## Start Supplied records

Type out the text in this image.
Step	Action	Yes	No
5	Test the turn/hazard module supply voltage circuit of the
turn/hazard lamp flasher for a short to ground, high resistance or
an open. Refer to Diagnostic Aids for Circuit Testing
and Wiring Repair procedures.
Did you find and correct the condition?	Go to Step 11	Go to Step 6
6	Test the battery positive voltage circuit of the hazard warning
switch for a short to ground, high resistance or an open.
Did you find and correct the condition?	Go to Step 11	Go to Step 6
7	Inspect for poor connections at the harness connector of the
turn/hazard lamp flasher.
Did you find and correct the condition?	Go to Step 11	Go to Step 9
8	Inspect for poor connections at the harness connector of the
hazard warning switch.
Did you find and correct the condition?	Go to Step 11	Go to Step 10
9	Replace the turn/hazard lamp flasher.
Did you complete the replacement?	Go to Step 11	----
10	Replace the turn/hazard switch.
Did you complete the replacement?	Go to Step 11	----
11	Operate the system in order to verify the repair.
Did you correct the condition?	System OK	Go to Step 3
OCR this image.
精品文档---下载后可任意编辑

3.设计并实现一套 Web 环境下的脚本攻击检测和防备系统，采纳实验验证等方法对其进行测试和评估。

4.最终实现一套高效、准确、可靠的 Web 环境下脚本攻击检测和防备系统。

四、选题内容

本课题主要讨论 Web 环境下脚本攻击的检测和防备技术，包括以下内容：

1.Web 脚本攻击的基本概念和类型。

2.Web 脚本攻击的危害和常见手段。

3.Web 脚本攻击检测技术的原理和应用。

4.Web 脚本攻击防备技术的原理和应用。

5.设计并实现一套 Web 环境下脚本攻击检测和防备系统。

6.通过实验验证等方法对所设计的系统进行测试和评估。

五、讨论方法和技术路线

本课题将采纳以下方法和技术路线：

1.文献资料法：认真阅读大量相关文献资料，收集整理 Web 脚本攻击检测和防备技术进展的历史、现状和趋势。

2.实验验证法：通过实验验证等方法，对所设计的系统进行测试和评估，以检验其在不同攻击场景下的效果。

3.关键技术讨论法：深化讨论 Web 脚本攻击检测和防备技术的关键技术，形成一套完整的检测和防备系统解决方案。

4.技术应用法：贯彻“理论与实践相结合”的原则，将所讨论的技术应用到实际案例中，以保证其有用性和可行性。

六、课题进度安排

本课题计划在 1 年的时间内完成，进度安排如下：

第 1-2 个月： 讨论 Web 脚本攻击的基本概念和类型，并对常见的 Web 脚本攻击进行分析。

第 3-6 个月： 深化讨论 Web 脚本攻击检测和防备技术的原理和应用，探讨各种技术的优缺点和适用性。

## End Supplied records

- Do this
State the number of lines above that hold the string "设计并实现一套", with nothing added.

- Exercise output
2